**Short task:**
Using the listing below, extract each line that has the word "Wednesday" in it.

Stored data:
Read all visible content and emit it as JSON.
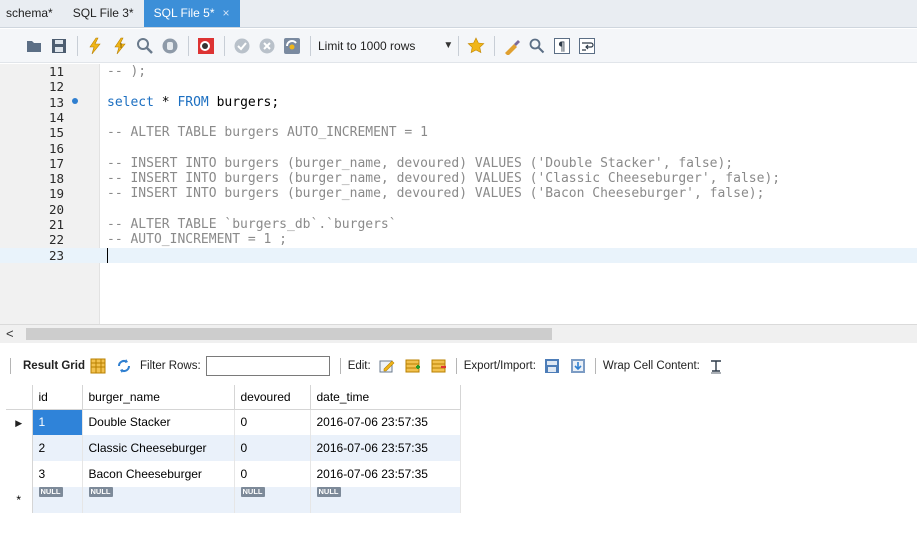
{
  "tabs": [
    {
      "label": "schema*",
      "active": false
    },
    {
      "label": "SQL File 3*",
      "active": false
    },
    {
      "label": "SQL File 5*",
      "active": true
    }
  ],
  "tab_close_glyph": "×",
  "toolbar": {
    "limit_label": "Limit to 1000 rows",
    "icons": [
      "open-folder-icon",
      "save-icon",
      "execute-icon",
      "execute-current-icon",
      "explain-icon",
      "stop-icon",
      "toggle-errors-icon",
      "commit-icon",
      "rollback-icon",
      "autocommit-icon",
      "beautify-icon",
      "find-icon",
      "invisible-chars-icon",
      "wrap-icon"
    ]
  },
  "editor": {
    "lines": [
      {
        "num": "11",
        "text": "-- );",
        "type": "comment"
      },
      {
        "num": "12",
        "text": "",
        "type": "plain"
      },
      {
        "num": "13",
        "text": "",
        "type": "select",
        "marker": true
      },
      {
        "num": "14",
        "text": "",
        "type": "plain"
      },
      {
        "num": "15",
        "text": "-- ALTER TABLE burgers AUTO_INCREMENT = 1",
        "type": "comment"
      },
      {
        "num": "16",
        "text": "",
        "type": "plain"
      },
      {
        "num": "17",
        "text": "-- INSERT INTO burgers (burger_name, devoured) VALUES ('Double Stacker', false);",
        "type": "comment"
      },
      {
        "num": "18",
        "text": "-- INSERT INTO burgers (burger_name, devoured) VALUES ('Classic Cheeseburger', false);",
        "type": "comment"
      },
      {
        "num": "19",
        "text": "-- INSERT INTO burgers (burger_name, devoured) VALUES ('Bacon Cheeseburger', false);",
        "type": "comment"
      },
      {
        "num": "20",
        "text": "",
        "type": "plain"
      },
      {
        "num": "21",
        "text": "-- ALTER TABLE `burgers_db`.`burgers`",
        "type": "comment"
      },
      {
        "num": "22",
        "text": "-- AUTO_INCREMENT = 1 ;",
        "type": "comment"
      },
      {
        "num": "23",
        "text": "",
        "type": "current"
      }
    ],
    "select_stmt": {
      "kw1": "select",
      "mid": " * ",
      "kw2": "FROM",
      "rest": " burgers;"
    }
  },
  "results": {
    "result_grid_label": "Result Grid",
    "filter_label": "Filter Rows:",
    "filter_value": "",
    "edit_label": "Edit:",
    "export_label": "Export/Import:",
    "wrap_label": "Wrap Cell Content:",
    "columns": [
      "id",
      "burger_name",
      "devoured",
      "date_time"
    ],
    "rows": [
      [
        "1",
        "Double Stacker",
        "0",
        "2016-07-06 23:57:35"
      ],
      [
        "2",
        "Classic Cheeseburger",
        "0",
        "2016-07-06 23:57:35"
      ],
      [
        "3",
        "Bacon Cheeseburger",
        "0",
        "2016-07-06 23:57:35"
      ]
    ],
    "null_badge": "NULL",
    "current_row_marker": "▶",
    "new_row_marker": "*"
  },
  "colors": {
    "accent": "#3c8fd8",
    "selection": "#2f83d9",
    "alt_row": "#eaf1fa",
    "keyword": "#1c6fc1",
    "comment": "#8a8a8a"
  }
}
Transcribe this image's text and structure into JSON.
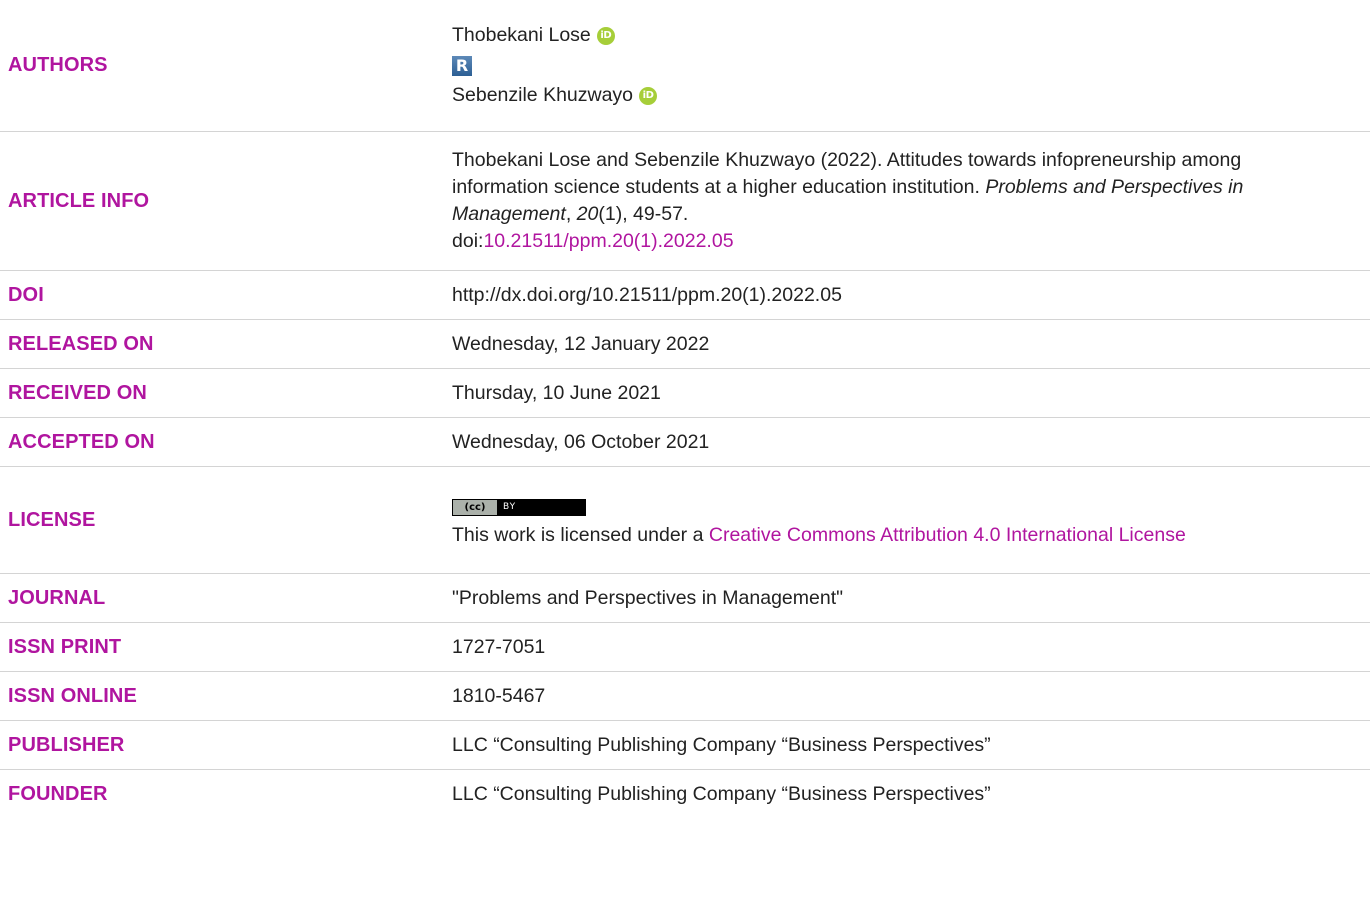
{
  "rows": {
    "authors": {
      "label": "AUTHORS",
      "names": [
        "Thobekani Lose",
        "Sebenzile Khuzwayo"
      ],
      "icons": [
        "orcid-icon",
        "researcherid-icon",
        "orcid-icon"
      ]
    },
    "article_info": {
      "label": "ARTICLE INFO",
      "citation_prefix": "Thobekani Lose and Sebenzile Khuzwayo (2022). Attitudes towards infopreneurship among information science students at a higher education institution. ",
      "journal_italic": "Problems and Perspectives in Management",
      "comma1": ", ",
      "volume_italic": "20",
      "issue_pages": "(1), 49-57.",
      "doi_prefix": "doi:",
      "doi_link": "10.21511/ppm.20(1).2022.05"
    },
    "doi": {
      "label": "DOI",
      "value": "http://dx.doi.org/10.21511/ppm.20(1).2022.05"
    },
    "released_on": {
      "label": "RELEASED ON",
      "value": "Wednesday, 12 January 2022"
    },
    "received_on": {
      "label": "RECEIVED ON",
      "value": "Thursday, 10 June 2021"
    },
    "accepted_on": {
      "label": "ACCEPTED ON",
      "value": "Wednesday, 06 October 2021"
    },
    "license": {
      "label": "LICENSE",
      "badge_left": "(cc)",
      "badge_right": "BY",
      "text_prefix": "This work is licensed under a ",
      "link_text": "Creative Commons Attribution 4.0 International License"
    },
    "journal": {
      "label": "JOURNAL",
      "value": "\"Problems and Perspectives in Management\""
    },
    "issn_print": {
      "label": "ISSN PRINT",
      "value": "1727-7051"
    },
    "issn_online": {
      "label": "ISSN ONLINE",
      "value": "1810-5467"
    },
    "publisher": {
      "label": "PUBLISHER",
      "value": "LLC “Consulting Publishing Company “Business Perspectives”"
    },
    "founder": {
      "label": "FOUNDER",
      "value": "LLC “Consulting Publishing Company “Business Perspectives”"
    }
  },
  "colors": {
    "label": "#b0159f",
    "link": "#b0159f",
    "orcid": "#a6ce39",
    "divider": "#d4d4d4"
  }
}
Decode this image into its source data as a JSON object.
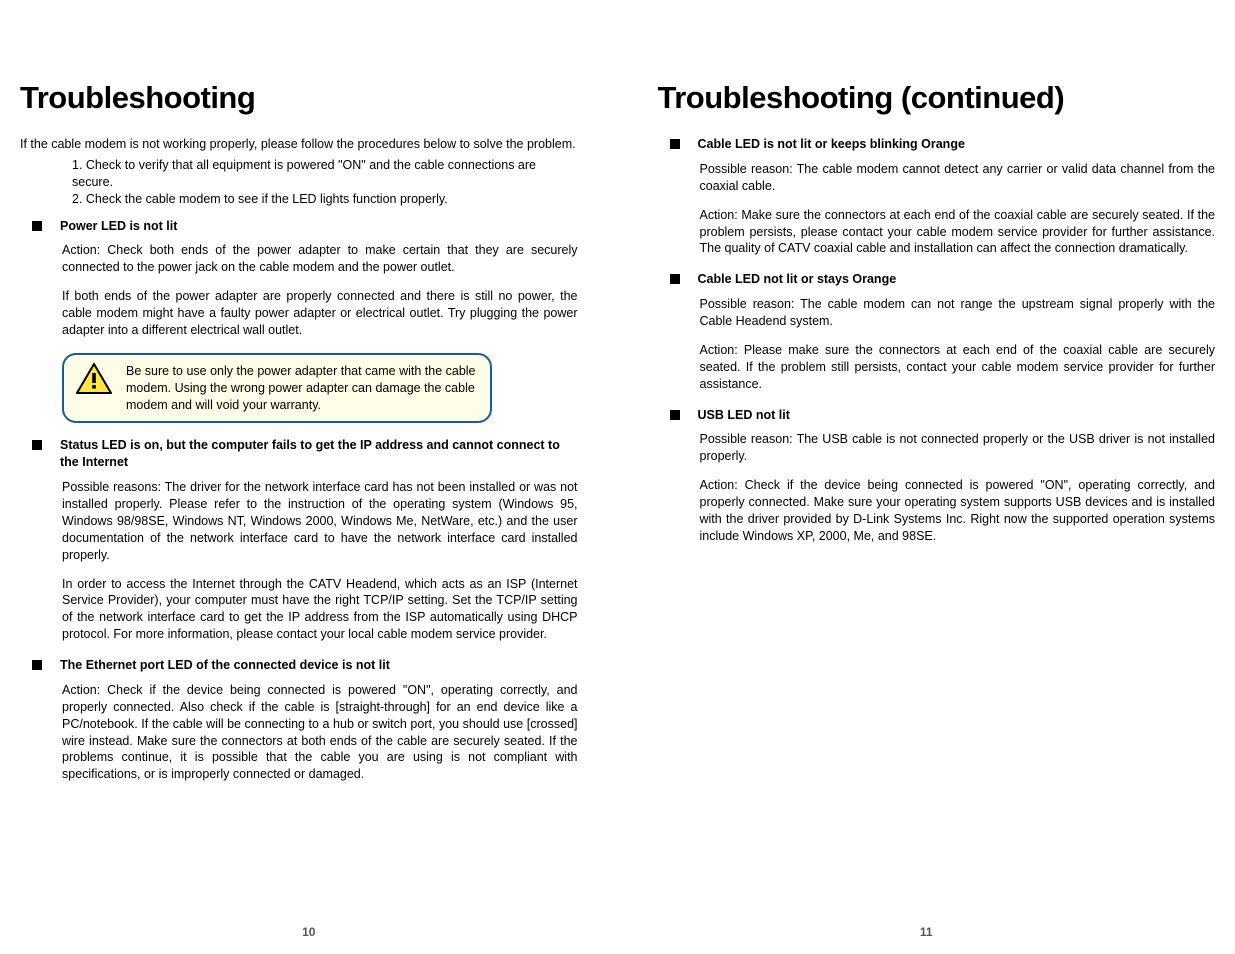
{
  "left": {
    "heading": "Troubleshooting",
    "intro": "If the cable modem is not working properly, please follow the procedures below to solve the problem.",
    "steps": {
      "s1": "1. Check to verify that all equipment is powered \"ON\" and the cable connections are secure.",
      "s2": "2. Check the cable modem to see if the LED lights function properly."
    },
    "sec1": {
      "title": "Power LED is not lit",
      "p1": "Action: Check both ends of the power adapter to make certain that they are securely connected to the power jack on the cable modem and the power outlet.",
      "p2": "If both ends of the power adapter are properly connected and there is still no power, the cable modem might have a faulty power adapter or electrical outlet. Try plugging the power adapter into a different electrical wall outlet."
    },
    "warning": "Be sure to use only the power adapter that came with the cable modem. Using the wrong power adapter can damage the cable modem and will void your warranty.",
    "sec2": {
      "title": "Status LED is on, but the computer fails to get the  IP address and cannot connect  to  the Internet",
      "p1": "Possible reasons: The driver for the network interface card has not been installed or was not installed properly. Please refer to the instruction of the operating system (Windows 95, Windows 98/98SE, Windows NT, Windows 2000, Windows Me, NetWare, etc.) and the user documentation of the network interface card to have the network interface card installed properly.",
      "p2": "In order to access the Internet through the CATV Headend, which acts as an ISP (Internet Service Provider), your computer must have the right TCP/IP setting. Set the TCP/IP setting of the network interface card to get the IP address from the ISP automatically using DHCP protocol. For more information, please contact your local cable modem service provider."
    },
    "sec3": {
      "title": "The Ethernet port LED of the connected device is not lit",
      "p1": "Action: Check if the device being connected is powered \"ON\", operating correctly, and properly connected. Also check if the cable is [straight-through] for an end device like a PC/notebook. If the cable will be connecting to a hub or switch port, you should use [crossed] wire instead. Make sure the connectors at both ends of the cable are securely seated. If the problems continue, it is possible that the cable you are using is not compliant with specifications, or is improperly connected or damaged."
    },
    "pageNum": "10"
  },
  "right": {
    "heading": "Troubleshooting (continued)",
    "sec1": {
      "title": "Cable LED is not lit or keeps blinking Orange",
      "p1": "Possible reason: The cable modem cannot detect any carrier or valid data channel from the coaxial cable.",
      "p2": "Action: Make sure the connectors at each end of the coaxial cable are securely seated. If the problem persists, please contact your cable modem service provider for further assistance. The quality of CATV coaxial cable and installation can affect the connection dramatically."
    },
    "sec2": {
      "title": "Cable LED not lit or stays Orange",
      "p1": "Possible reason: The cable modem can not range the upstream signal properly with the Cable Headend system.",
      "p2": "Action: Please make sure the connectors at each end of the coaxial cable are securely seated. If the problem still persists, contact your cable modem service provider for further assistance."
    },
    "sec3": {
      "title": "USB LED  not lit",
      "p1": "Possible reason: The USB cable is not connected properly or the USB driver is not installed properly.",
      "p2": "Action: Check if the device being connected is powered \"ON\", operating correctly, and properly connected. Make sure your operating system supports USB devices and is installed with the driver provided by D-Link Systems Inc. Right now the supported operation systems include Windows XP, 2000, Me, and 98SE."
    },
    "pageNum": "11"
  }
}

**Result of the task:**
      "value": "Wednesday, 12 January 2022"
      "value": "Wednesday, 06 October 2021"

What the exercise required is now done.